▸ **SET EXERCISE**:
Starting at the line with "Decode this image" in it, reproduce each line below through the last one, exactly, and include nothing else.

########################################

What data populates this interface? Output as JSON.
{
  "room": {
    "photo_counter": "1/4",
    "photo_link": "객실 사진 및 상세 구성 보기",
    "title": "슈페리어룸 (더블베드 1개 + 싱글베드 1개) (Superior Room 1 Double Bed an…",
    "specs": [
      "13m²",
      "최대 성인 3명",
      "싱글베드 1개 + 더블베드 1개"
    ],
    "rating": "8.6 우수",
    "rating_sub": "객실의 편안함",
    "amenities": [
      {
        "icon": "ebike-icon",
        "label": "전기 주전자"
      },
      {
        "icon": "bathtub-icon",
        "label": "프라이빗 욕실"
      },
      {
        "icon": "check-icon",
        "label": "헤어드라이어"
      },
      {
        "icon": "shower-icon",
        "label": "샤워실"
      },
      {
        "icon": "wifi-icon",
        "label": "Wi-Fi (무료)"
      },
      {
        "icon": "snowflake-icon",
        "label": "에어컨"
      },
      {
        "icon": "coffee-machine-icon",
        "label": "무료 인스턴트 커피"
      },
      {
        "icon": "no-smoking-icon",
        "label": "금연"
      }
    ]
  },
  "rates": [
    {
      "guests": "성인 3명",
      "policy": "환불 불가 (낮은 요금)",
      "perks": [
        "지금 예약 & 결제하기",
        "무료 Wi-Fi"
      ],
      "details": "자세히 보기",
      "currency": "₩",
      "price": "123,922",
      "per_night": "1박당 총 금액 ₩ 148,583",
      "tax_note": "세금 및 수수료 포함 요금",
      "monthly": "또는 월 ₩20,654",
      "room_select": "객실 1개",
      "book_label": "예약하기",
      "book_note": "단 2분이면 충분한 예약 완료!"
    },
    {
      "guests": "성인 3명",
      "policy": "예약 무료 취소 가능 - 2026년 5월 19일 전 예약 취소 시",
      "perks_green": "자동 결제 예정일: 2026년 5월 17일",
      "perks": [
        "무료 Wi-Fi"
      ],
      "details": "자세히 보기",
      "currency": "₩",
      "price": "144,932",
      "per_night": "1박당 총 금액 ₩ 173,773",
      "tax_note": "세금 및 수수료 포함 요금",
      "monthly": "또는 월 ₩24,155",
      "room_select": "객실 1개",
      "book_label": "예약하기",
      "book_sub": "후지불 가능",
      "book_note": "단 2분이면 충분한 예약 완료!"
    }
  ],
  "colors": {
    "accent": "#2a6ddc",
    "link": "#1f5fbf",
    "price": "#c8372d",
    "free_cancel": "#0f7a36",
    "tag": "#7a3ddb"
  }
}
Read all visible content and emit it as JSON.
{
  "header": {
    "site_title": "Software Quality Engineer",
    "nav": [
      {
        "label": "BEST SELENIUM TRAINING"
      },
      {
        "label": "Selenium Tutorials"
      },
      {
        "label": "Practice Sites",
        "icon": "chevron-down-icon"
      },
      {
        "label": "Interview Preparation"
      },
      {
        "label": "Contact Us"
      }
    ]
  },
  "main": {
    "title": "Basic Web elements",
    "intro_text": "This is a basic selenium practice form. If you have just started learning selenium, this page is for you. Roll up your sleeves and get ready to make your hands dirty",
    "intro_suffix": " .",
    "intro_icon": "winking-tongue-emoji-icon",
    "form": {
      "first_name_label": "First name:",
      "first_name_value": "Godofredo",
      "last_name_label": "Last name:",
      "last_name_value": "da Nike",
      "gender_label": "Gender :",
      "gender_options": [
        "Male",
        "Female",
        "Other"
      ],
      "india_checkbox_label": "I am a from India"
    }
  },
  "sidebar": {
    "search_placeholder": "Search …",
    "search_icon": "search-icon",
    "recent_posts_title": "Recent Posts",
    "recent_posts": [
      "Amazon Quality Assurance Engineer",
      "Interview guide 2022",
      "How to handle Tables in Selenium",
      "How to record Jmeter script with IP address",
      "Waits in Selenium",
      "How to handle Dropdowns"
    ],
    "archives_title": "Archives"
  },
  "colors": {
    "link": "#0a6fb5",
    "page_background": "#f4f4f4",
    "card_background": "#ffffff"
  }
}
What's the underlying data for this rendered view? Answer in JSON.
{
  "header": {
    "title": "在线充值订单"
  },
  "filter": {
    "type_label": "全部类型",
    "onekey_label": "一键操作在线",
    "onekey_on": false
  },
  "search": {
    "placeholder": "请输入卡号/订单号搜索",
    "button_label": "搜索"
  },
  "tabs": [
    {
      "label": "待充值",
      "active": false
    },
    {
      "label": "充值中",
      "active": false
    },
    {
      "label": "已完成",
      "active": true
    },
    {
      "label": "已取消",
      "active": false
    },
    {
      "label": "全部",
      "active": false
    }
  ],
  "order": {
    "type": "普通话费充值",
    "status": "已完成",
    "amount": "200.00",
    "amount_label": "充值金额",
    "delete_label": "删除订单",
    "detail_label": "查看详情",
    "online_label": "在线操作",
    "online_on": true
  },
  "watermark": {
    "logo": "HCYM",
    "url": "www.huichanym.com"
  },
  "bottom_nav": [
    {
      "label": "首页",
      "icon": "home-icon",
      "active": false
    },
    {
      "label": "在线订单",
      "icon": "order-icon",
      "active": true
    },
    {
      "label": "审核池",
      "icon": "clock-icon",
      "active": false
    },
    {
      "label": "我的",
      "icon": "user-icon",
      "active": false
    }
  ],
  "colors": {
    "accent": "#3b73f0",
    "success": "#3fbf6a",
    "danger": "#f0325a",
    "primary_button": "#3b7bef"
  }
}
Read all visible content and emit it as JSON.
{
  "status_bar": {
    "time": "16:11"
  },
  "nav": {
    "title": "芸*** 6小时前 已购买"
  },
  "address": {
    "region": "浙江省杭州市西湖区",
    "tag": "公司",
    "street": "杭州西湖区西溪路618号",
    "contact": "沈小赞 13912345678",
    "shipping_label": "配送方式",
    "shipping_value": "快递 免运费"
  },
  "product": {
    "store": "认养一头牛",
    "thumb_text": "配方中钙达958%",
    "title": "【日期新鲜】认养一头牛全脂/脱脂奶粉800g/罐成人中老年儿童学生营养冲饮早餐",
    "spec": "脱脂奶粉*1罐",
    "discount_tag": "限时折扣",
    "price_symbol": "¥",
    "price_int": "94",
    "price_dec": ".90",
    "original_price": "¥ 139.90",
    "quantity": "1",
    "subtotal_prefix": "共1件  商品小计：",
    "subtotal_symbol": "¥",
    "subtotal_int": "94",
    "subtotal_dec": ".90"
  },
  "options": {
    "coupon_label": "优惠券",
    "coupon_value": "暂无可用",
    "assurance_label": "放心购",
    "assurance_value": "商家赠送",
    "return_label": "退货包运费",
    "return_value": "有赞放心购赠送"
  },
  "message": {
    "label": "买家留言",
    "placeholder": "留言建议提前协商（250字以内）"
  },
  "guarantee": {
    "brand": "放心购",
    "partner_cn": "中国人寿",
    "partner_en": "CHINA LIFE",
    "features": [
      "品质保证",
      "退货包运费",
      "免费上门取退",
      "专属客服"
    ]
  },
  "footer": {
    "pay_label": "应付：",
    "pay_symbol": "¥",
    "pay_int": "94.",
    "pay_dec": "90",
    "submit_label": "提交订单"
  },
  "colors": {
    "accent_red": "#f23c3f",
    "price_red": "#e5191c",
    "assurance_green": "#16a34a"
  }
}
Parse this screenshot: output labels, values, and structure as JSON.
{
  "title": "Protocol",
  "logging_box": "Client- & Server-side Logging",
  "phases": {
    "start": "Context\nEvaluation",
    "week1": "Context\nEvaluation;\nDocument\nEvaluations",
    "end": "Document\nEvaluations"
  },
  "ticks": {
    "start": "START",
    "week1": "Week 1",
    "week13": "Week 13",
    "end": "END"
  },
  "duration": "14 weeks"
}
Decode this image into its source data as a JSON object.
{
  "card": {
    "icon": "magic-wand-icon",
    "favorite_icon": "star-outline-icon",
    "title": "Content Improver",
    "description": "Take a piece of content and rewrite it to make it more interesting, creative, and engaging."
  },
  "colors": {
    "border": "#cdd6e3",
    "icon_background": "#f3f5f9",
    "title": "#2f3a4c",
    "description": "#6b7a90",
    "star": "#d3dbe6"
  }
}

########################################

▸ **ANSWER TO THIS EXERCISE**:
Decode this image into its source data as a JSON object.
{
  "card": {
    "icon": "magic-wand-icon",
    "favorite_icon": "star-outline-icon",
    "title": "Content Improver",
    "description": "Take a piece of content and rewrite it to make it more interesting, creative, and engaging."
  },
  "colors": {
    "border": "#cdd6e3",
    "icon_background": "#f3f5f9",
    "title": "#2f3a4c",
    "description": "#6b7a90",
    "star": "#d3dbe6"
  }
}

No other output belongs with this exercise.